__Directions for this task__: From the entries below, gather every line containing the string "existed".

__Saved data entries__:
◆ ◆ ◆ ◆
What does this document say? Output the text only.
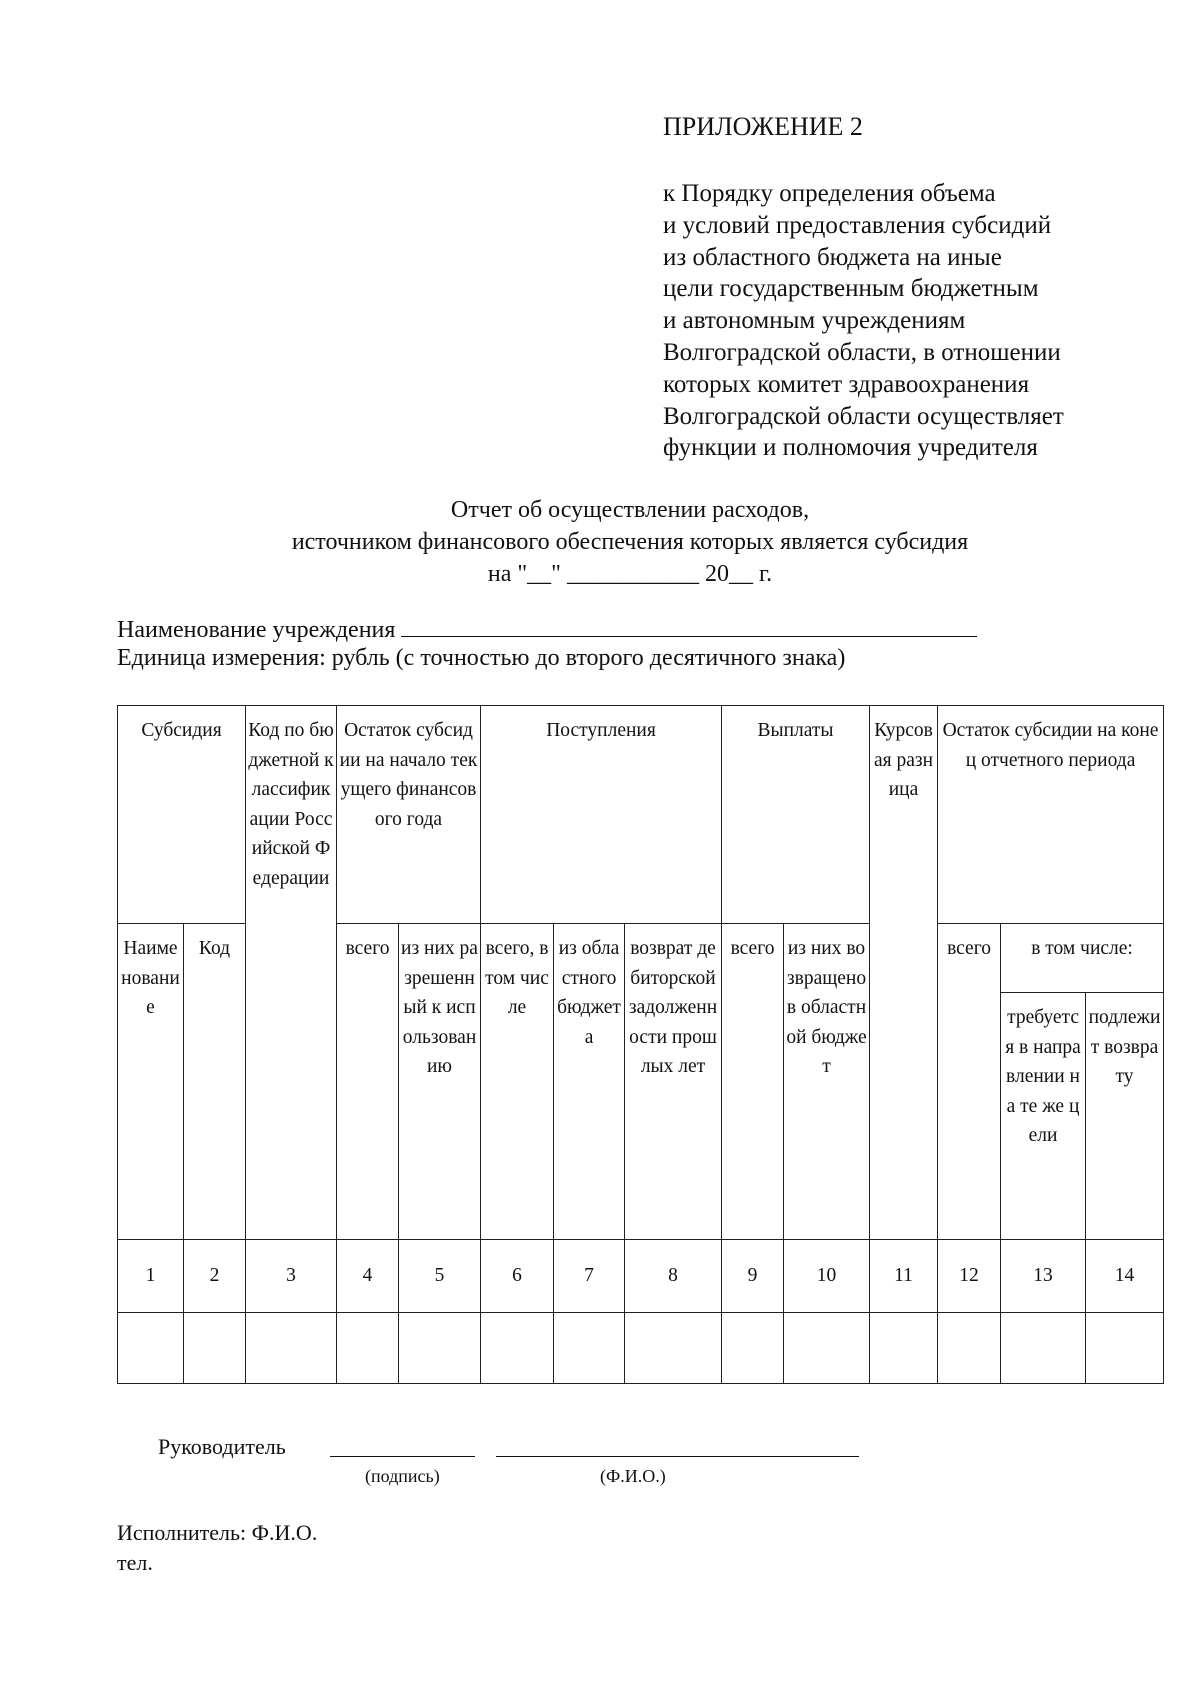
ПРИЛОЖЕНИЕ 2
к Порядку определения объема
и условий предоставления субсидий
из областного бюджета на иные
цели государственным бюджетным
и автономным учреждениям
Волгоградской области, в отношении
которых комитет здравоохранения
Волгоградской области осуществляет
функции и полномочия учредителя
Отчет об осуществлении расходов,
источником финансового обеспечения которых является субсидия
на "__" ___________ 20__ г.
Наименование учреждения
Единица измерения: рубль (с точностью до второго десятичного знака)
Субсидия		Код по бюджетной классификации Российской Федерации	Остаток субсидии на начало текущего финансового года		Поступления			Выплаты		Курсовая разница	Остаток субсидии на конец отчетного периода		
Наименование	Код		всего	из них разрешенный к использованию	всего, в том числе	из областного бюджета	возврат дебиторской задолженности прошлых лет	всего	из них возвращено в областной бюджет		всего	в том числе:	
												требуется в направлении на те же цели	подлежит возврату
1	2	3	4	5	6	7	8	9	10	11	12	13	14

Руководитель
(подпись)	(Ф.И.О.)
Исполнитель: Ф.И.О.
тел.
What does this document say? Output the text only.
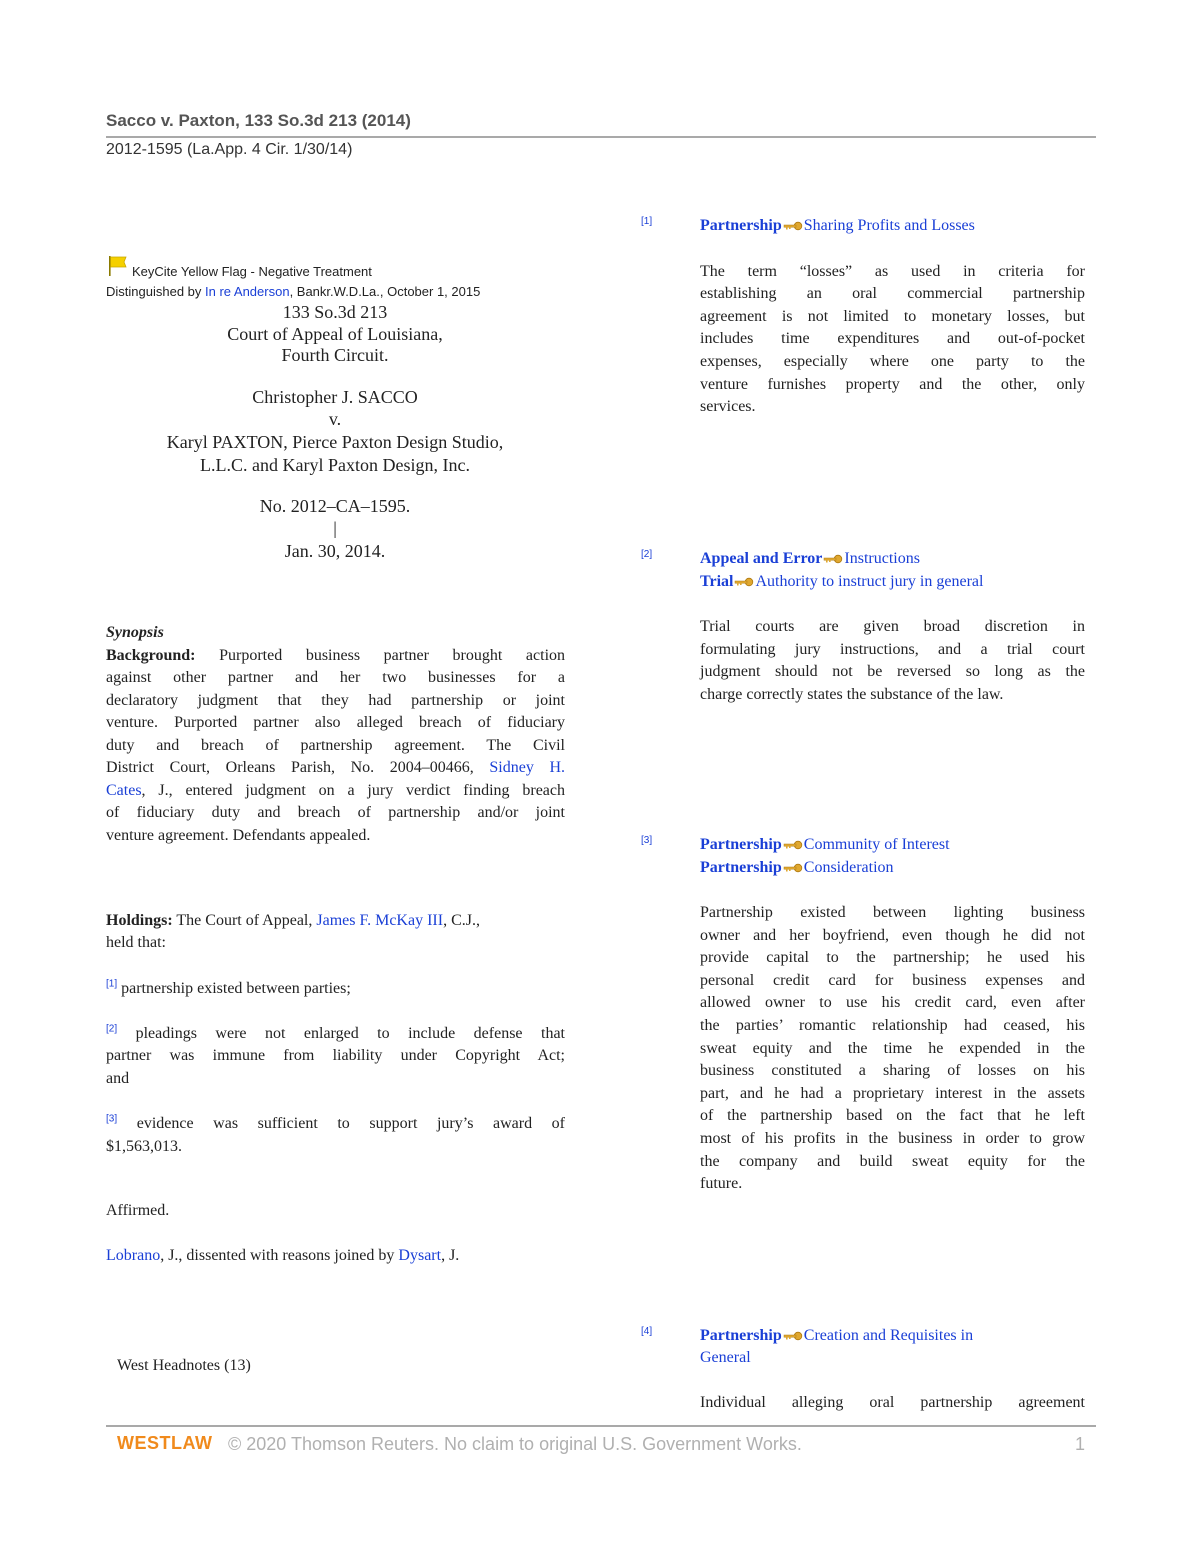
Sacco v. Paxton, 133 So.3d 213 (2014)
2012-1595 (La.App. 4 Cir. 1/30/14)
KeyCite Yellow Flag - Negative Treatment
Distinguished by In re Anderson, Bankr.W.D.La., October 1, 2015
133 So.3d 213
Court of Appeal of Louisiana,
Fourth Circuit.
Christopher J. SACCO
v.
Karyl PAXTON, Pierce Paxton Design Studio,
L.L.C. and Karyl Paxton Design, Inc.
No. 2012–CA–1595.
|
Jan. 30, 2014.
Synopsis
Background: Purported business partner brought action
against other partner and her two businesses for a
declaratory judgment that they had partnership or joint
venture. Purported partner also alleged breach of fiduciary
duty and breach of partnership agreement. The Civil
District Court, Orleans Parish, No. 2004–00466, Sidney H.
Cates, J., entered judgment on a jury verdict finding breach
of fiduciary duty and breach of partnership and/or joint
venture agreement. Defendants appealed.
Holdings: The Court of Appeal, James F. McKay III, C.J.,
held that:
[1] partnership existed between parties;
[2] pleadings were not enlarged to include defense that
partner was immune from liability under Copyright Act;
and
[3] evidence was sufficient to support jury’s award of
$1,563,013.
Affirmed.
Lobrano, J., dissented with reasons joined by Dysart, J.
West Headnotes (13)
[1]	Partnership Sharing Profits and Losses
The term “losses” as used in criteria for
establishing an oral commercial partnership
agreement is not limited to monetary losses, but
includes time expenditures and out-of-pocket
expenses, especially where one party to the
venture furnishes property and the other, only
services.
[2]	Appeal and Error Instructions
Trial Authority to instruct jury in general
Trial courts are given broad discretion in
formulating jury instructions, and a trial court
judgment should not be reversed so long as the
charge correctly states the substance of the law.
[3]	Partnership Community of Interest
Partnership Consideration
Partnership existed between lighting business
owner and her boyfriend, even though he did not
provide capital to the partnership; he used his
personal credit card for business expenses and
allowed owner to use his credit card, even after
the parties’ romantic relationship had ceased, his
sweat equity and the time he expended in the
business constituted a sharing of losses on his
part, and he had a proprietary interest in the assets
of the partnership based on the fact that he left
most of his profits in the business in order to grow
the company and build sweat equity for the
future.
[4]	Partnership Creation and Requisites in
General
Individual alleging oral partnership agreement
WESTLAW © 2020 Thomson Reuters. No claim to original U.S. Government Works.	1
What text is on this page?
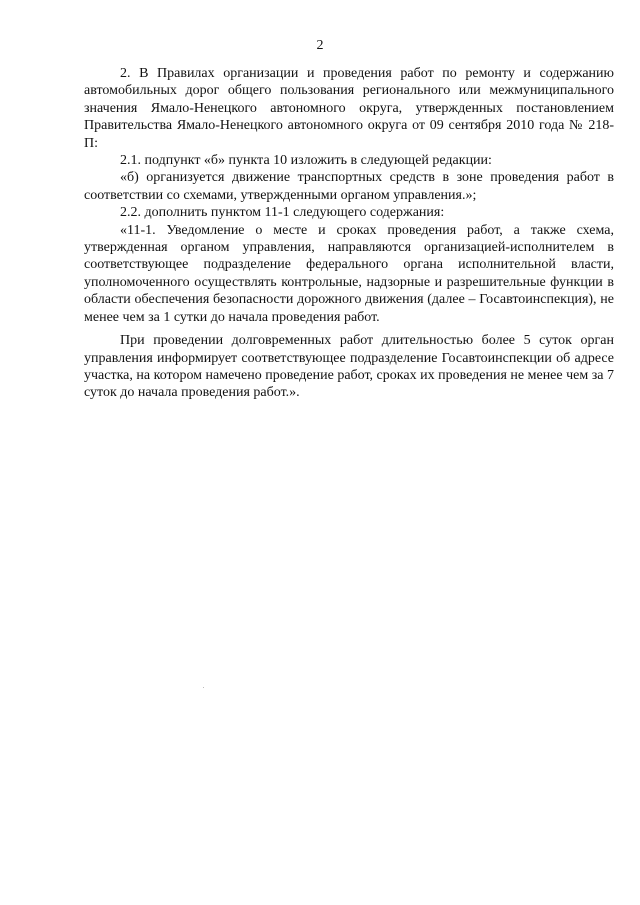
2

2. В Правилах организации и проведения работ по ремонту и содержанию автомобильных дорог общего пользования регионального или межмуниципального значения Ямало-Ненецкого автономного округа, утвержденных постановлением Правительства Ямало-Ненецкого автономного округа от 09 сентября 2010 года № 218-П:

2.1. подпункт «б» пункта 10 изложить в следующей редакции:

«б) организуется движение транспортных средств в зоне проведения работ в соответствии со схемами, утвержденными органом управления.»;

2.2. дополнить пунктом 11-1 следующего содержания:

«11-1. Уведомление о месте и сроках проведения работ, а также схема, утвержденная органом управления, направляются организацией-исполнителем в соответствующее подразделение федерального органа исполнительной власти, уполномоченного осуществлять контрольные, надзорные и разрешительные функции в области обеспечения безопасности дорожного движения (далее – Госавтоинспекция), не менее чем за 1 сутки до начала проведения работ.

При проведении долговременных работ длительностью более 5 суток орган управления информирует соответствующее подразделение Госавтоинспекции об адресе участка, на котором намечено проведение работ, сроках их проведения не менее чем за 7 суток до начала проведения работ.».
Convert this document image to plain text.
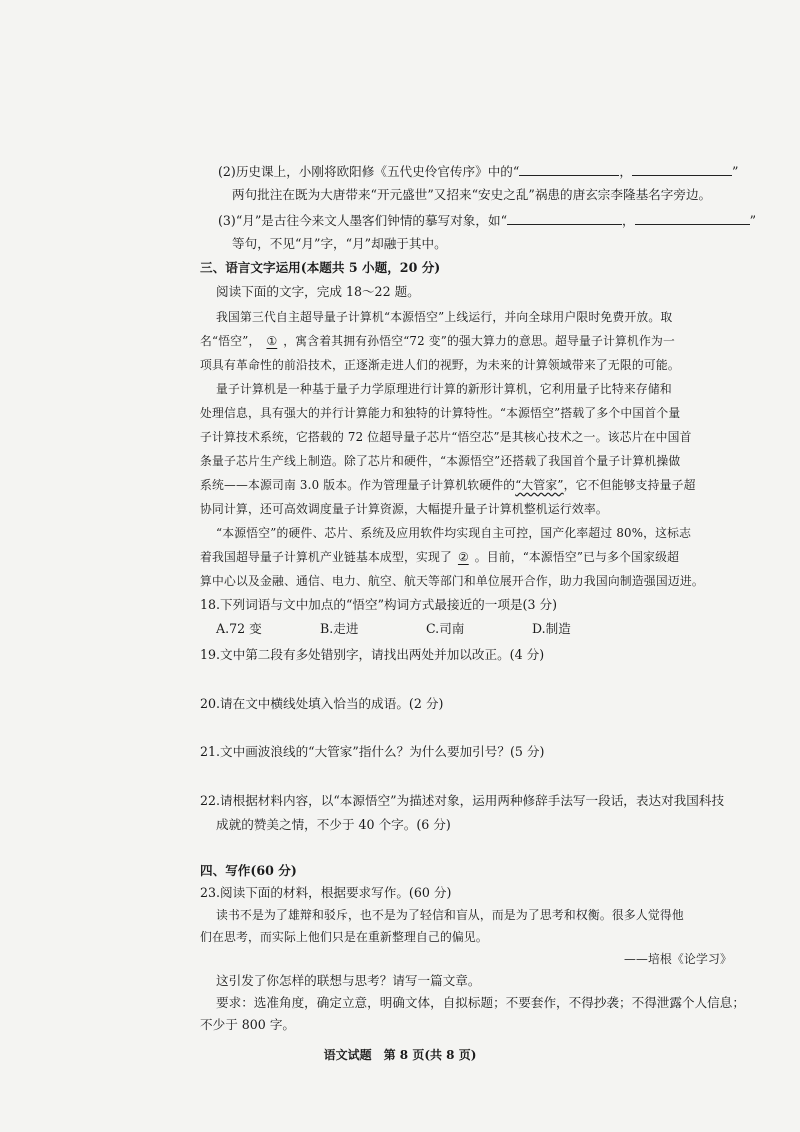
(2)历史课上，小刚将欧阳修《五代史伶官传序》中的“	，	”
两句批注在既为大唐带来“开元盛世”又招来“安史之乱”祸患的唐玄宗李隆基名字旁边。
(3)“月”是古往今来文人墨客们钟情的摹写对象，如“	，	”
等句，不见“月”字，“月”却融于其中。
三、语言文字运用(本题共 5 小题，20 分)
阅读下面的文字，完成 18～22 题。
我国第三代自主超导量子计算机“本源悟空”上线运行，并向全球用户限时免费开放。取
名“悟空”， ① ，寓含着其拥有孙悟空“72 变”的强大算力的意思。超导量子计算机作为一
项具有革命性的前沿技术，正逐渐走进人们的视野，为未来的计算领域带来了无限的可能。
量子计算机是一种基于量子力学原理进行计算的新形计算机，它利用量子比特来存储和
处理信息，具有强大的并行计算能力和独特的计算特性。“本源悟空”搭载了多个中国首个量
子计算技术系统，它搭载的 72 位超导量子芯片“悟空芯”是其核心技术之一。该芯片在中国首
条量子芯片生产线上制造。除了芯片和硬件，“本源悟空”还搭载了我国首个量子计算机操做
系统——本源司南 3.0 版本。作为管理量子计算机软硬件的“大管家”，它不但能够支持量子超
协同计算，还可高效调度量子计算资源，大幅提升量子计算机整机运行效率。
“本源悟空”的硬件、芯片、系统及应用软件均实现自主可控，国产化率超过 80%，这标志
着我国超导量子计算机产业链基本成型，实现了 ② 。目前，“本源悟空”已与多个国家级超
算中心以及金融、通信、电力、航空、航天等部门和单位展开合作，助力我国向制造强国迈进。
18.下列词语与文中加点的“悟空”构词方式最接近的一项是(3 分)
A.72 变	B.走进	C.司南	D.制造
19.文中第二段有多处错别字，请找出两处并加以改正。(4 分)
20.请在文中横线处填入恰当的成语。(2 分)
21.文中画波浪线的“大管家”指什么？为什么要加引号？(5 分)
22.请根据材料内容，以“本源悟空”为描述对象，运用两种修辞手法写一段话，表达对我国科技
成就的赞美之情，不少于 40 个字。(6 分)
四、写作(60 分)
23.阅读下面的材料，根据要求写作。(60 分)
读书不是为了雄辩和驳斥，也不是为了轻信和盲从，而是为了思考和权衡。很多人觉得他
们在思考，而实际上他们只是在重新整理自己的偏见。
——培根《论学习》
这引发了你怎样的联想与思考？请写一篇文章。
要求：选准角度，确定立意，明确文体，自拟标题；不要套作，不得抄袭；不得泄露个人信息；
不少于 800 字。
语文试题　第 8 页(共 8 页)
◆ ◆ ◆ ◆
__Result for this exercise__:
[1] partnership existed between parties;
Partnership existed between lighting business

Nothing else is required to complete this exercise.